Write every line out verbatim and omit the pictures.

--------

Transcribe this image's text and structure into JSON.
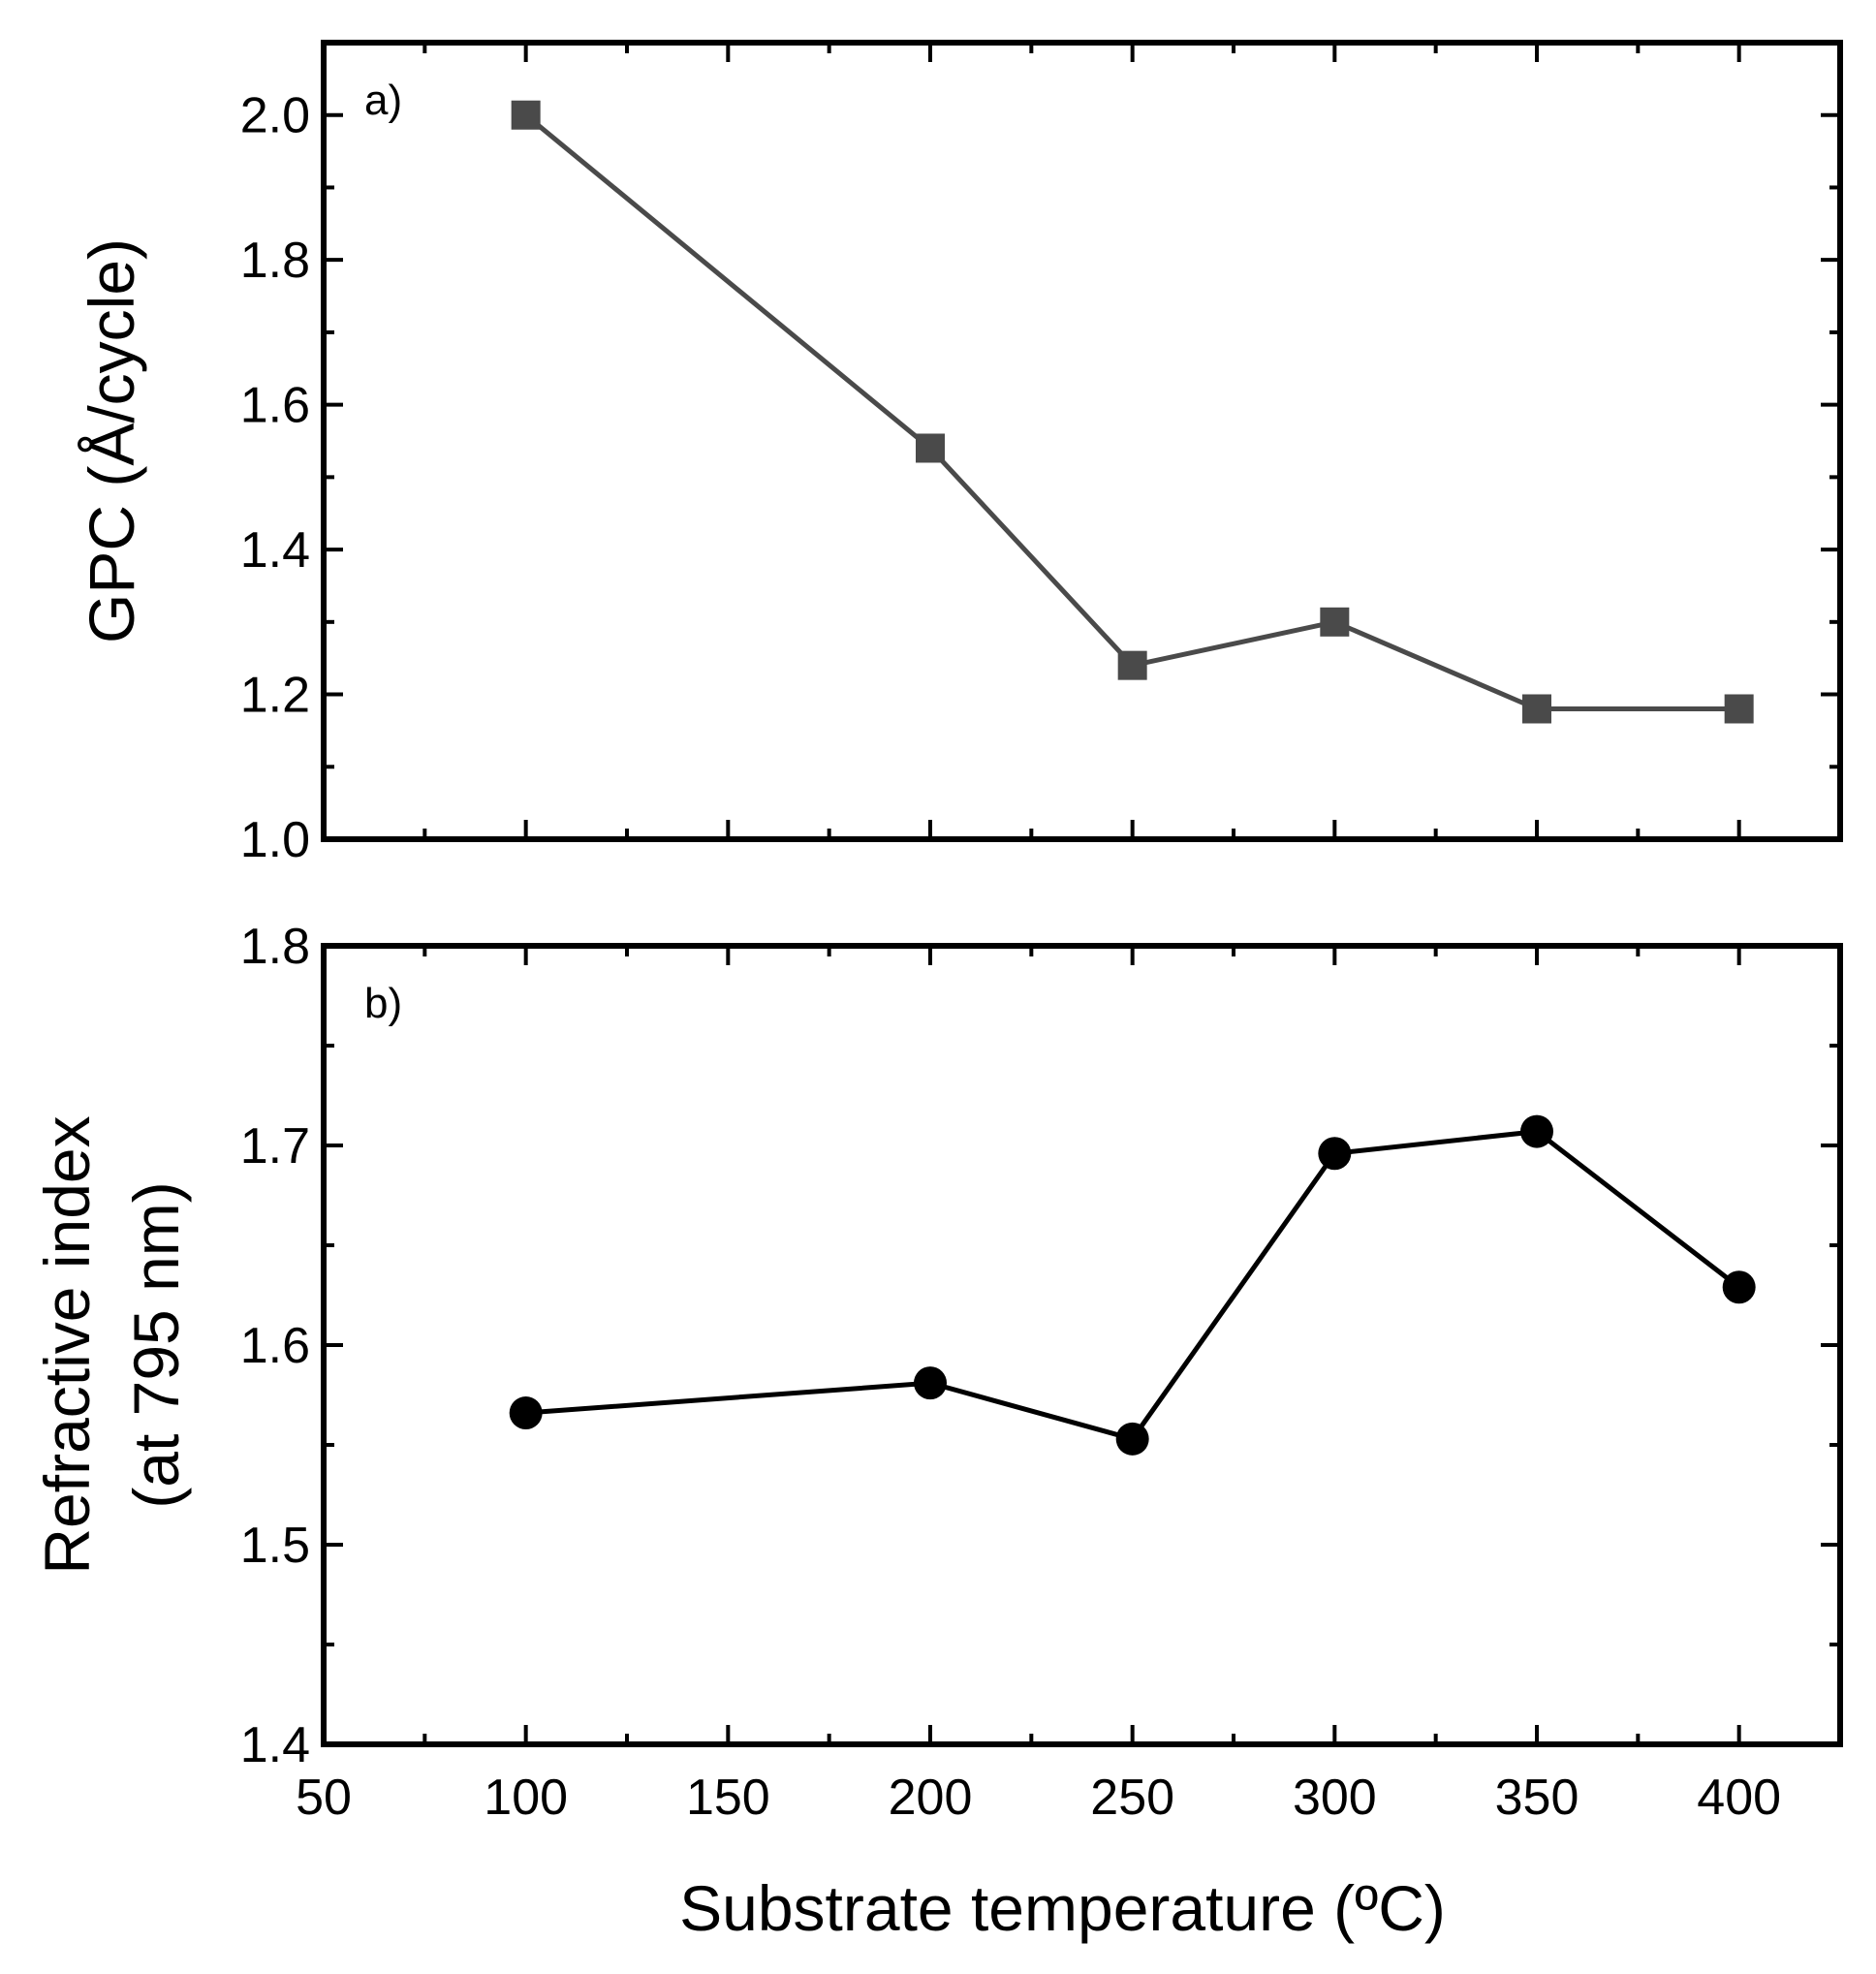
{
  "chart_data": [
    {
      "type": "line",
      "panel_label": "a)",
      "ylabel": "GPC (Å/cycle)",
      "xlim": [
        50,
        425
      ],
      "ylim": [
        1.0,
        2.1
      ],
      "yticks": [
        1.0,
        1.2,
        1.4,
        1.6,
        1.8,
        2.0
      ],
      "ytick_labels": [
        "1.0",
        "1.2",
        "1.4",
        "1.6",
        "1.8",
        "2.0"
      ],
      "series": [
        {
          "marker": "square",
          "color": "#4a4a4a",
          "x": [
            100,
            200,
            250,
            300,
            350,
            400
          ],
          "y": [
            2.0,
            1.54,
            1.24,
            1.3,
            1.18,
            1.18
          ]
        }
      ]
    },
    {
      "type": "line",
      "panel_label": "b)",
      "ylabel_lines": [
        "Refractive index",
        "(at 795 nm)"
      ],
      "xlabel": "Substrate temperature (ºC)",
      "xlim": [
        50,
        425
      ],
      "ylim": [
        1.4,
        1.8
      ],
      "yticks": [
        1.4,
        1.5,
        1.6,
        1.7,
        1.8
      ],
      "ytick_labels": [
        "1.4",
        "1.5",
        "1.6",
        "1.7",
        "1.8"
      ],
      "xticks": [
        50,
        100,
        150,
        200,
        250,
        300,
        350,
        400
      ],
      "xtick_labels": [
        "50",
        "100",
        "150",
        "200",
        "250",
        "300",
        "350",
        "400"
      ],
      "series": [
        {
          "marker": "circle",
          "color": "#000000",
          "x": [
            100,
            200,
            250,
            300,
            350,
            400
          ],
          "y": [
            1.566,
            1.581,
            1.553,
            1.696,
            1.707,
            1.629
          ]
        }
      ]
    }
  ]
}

--------

▸ **Response**:
Transcribe this image's text and structure into JSON.
{
  "chart_data": [
    {
      "type": "line",
      "panel_label": "a)",
      "ylabel": "GPC (Å/cycle)",
      "xlim": [
        50,
        425
      ],
      "ylim": [
        1.0,
        2.1
      ],
      "yticks": [
        1.0,
        1.2,
        1.4,
        1.6,
        1.8,
        2.0
      ],
      "ytick_labels": [
        "1.0",
        "1.2",
        "1.4",
        "1.6",
        "1.8",
        "2.0"
      ],
      "series": [
        {
          "marker": "square",
          "color": "#4a4a4a",
          "x": [
            100,
            200,
            250,
            300,
            350,
            400
          ],
          "y": [
            2.0,
            1.54,
            1.24,
            1.3,
            1.18,
            1.18
          ]
        }
      ]
    },
    {
      "type": "line",
      "panel_label": "b)",
      "ylabel_lines": [
        "Refractive index",
        "(at 795 nm)"
      ],
      "xlabel": "Substrate temperature (ºC)",
      "xlim": [
        50,
        425
      ],
      "ylim": [
        1.4,
        1.8
      ],
      "yticks": [
        1.4,
        1.5,
        1.6,
        1.7,
        1.8
      ],
      "ytick_labels": [
        "1.4",
        "1.5",
        "1.6",
        "1.7",
        "1.8"
      ],
      "xticks": [
        50,
        100,
        150,
        200,
        250,
        300,
        350,
        400
      ],
      "xtick_labels": [
        "50",
        "100",
        "150",
        "200",
        "250",
        "300",
        "350",
        "400"
      ],
      "series": [
        {
          "marker": "circle",
          "color": "#000000",
          "x": [
            100,
            200,
            250,
            300,
            350,
            400
          ],
          "y": [
            1.566,
            1.581,
            1.553,
            1.696,
            1.707,
            1.629
          ]
        }
      ]
    }
  ]
}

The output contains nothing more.